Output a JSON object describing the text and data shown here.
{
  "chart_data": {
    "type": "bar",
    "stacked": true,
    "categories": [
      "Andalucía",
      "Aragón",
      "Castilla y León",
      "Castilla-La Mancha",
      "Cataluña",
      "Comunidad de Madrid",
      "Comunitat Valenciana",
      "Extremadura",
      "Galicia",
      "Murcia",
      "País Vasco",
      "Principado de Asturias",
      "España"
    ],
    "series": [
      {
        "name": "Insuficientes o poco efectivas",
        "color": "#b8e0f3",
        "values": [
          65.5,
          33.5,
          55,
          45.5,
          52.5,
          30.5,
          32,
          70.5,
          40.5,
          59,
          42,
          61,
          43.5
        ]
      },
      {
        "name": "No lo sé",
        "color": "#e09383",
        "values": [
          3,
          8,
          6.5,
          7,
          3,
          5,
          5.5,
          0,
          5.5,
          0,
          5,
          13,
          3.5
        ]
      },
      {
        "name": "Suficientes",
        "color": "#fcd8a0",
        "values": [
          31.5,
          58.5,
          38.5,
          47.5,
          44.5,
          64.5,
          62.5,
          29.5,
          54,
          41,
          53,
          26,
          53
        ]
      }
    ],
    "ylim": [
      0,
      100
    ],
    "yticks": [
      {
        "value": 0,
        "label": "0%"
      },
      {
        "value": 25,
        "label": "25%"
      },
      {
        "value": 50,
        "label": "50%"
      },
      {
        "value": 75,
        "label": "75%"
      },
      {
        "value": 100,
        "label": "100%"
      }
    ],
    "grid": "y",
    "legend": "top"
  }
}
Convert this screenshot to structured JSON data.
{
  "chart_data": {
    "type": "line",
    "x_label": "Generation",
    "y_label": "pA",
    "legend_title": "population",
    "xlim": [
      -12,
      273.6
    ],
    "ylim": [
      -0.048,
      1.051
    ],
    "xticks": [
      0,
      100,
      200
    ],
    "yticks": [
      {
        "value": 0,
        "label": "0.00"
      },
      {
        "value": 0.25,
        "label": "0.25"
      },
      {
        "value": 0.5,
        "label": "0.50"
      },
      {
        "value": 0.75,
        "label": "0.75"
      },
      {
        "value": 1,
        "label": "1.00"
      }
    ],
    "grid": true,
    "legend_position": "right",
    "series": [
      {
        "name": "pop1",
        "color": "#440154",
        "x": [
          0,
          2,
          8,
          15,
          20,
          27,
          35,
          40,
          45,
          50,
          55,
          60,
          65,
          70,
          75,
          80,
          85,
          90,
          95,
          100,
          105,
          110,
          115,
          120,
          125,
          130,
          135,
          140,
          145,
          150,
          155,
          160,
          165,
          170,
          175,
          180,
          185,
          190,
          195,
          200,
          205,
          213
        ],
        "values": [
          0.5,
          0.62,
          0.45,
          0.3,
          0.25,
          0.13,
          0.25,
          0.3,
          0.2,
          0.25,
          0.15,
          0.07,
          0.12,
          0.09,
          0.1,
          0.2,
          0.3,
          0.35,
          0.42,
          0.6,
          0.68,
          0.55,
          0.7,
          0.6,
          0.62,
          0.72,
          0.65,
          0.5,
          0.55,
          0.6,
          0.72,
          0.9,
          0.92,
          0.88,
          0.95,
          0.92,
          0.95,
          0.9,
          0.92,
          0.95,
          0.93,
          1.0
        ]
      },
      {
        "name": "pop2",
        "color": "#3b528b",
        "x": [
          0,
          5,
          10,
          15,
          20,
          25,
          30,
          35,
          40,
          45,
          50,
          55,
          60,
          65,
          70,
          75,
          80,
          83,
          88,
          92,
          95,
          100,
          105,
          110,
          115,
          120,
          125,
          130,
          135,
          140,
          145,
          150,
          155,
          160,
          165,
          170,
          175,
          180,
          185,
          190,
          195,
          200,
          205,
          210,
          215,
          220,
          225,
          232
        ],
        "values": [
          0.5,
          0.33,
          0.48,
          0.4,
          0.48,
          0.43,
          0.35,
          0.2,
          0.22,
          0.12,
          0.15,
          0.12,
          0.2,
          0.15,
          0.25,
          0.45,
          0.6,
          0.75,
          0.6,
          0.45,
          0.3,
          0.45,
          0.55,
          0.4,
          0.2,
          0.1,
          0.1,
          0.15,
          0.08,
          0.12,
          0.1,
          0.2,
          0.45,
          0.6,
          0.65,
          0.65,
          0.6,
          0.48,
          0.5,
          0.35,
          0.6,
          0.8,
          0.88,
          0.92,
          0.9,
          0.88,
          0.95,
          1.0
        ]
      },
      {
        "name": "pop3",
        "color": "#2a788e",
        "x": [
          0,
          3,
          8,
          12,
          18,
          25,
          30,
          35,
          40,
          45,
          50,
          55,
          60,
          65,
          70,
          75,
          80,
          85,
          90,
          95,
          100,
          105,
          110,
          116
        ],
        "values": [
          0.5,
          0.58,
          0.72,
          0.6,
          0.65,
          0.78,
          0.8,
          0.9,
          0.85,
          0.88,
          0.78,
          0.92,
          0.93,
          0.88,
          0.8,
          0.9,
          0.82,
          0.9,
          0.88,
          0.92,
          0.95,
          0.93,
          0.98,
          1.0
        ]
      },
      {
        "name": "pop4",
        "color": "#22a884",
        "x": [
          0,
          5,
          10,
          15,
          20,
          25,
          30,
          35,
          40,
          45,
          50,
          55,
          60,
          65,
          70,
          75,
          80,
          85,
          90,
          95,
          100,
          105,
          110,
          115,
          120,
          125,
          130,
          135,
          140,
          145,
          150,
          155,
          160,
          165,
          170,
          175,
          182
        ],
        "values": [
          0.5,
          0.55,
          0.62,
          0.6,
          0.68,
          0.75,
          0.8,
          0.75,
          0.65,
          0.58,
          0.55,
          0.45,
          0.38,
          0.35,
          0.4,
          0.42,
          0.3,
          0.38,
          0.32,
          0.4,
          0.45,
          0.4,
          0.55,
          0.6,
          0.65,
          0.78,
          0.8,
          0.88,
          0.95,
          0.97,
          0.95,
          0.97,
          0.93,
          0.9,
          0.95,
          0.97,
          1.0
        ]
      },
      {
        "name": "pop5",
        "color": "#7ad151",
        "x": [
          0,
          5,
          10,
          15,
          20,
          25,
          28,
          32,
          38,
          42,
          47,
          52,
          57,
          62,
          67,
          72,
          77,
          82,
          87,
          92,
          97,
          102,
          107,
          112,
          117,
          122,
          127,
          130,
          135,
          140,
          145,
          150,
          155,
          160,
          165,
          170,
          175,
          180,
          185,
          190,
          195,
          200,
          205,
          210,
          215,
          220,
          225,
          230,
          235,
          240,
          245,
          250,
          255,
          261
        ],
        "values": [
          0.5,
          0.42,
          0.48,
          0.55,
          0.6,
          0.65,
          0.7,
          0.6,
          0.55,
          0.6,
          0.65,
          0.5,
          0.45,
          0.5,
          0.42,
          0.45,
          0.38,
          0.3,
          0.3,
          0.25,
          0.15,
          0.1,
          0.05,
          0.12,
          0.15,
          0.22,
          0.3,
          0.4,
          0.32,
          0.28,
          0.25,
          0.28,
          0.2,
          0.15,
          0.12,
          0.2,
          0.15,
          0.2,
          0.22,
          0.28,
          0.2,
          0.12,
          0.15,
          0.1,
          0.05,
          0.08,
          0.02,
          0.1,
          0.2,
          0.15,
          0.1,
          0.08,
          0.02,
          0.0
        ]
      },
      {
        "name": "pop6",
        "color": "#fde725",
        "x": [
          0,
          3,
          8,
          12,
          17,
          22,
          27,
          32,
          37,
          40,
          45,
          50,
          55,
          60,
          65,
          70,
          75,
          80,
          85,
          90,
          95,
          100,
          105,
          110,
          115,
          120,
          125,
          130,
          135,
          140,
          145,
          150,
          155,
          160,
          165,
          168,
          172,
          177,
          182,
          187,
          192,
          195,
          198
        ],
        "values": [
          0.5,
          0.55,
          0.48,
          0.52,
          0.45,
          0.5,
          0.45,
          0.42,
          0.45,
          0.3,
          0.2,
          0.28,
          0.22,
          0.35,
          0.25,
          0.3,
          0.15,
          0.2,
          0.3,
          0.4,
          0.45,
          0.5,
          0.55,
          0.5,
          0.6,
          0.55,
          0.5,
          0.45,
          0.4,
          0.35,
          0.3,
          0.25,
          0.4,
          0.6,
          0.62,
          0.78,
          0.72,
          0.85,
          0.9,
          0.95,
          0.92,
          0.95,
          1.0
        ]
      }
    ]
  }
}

▸ EXERCISE INSTRUCTIONS
Return all lines containing the word "JSON".

▸ FINAL ANSWER
Output a JSON object describing the text and data shown here.
Convert this screenshot to structured JSON data.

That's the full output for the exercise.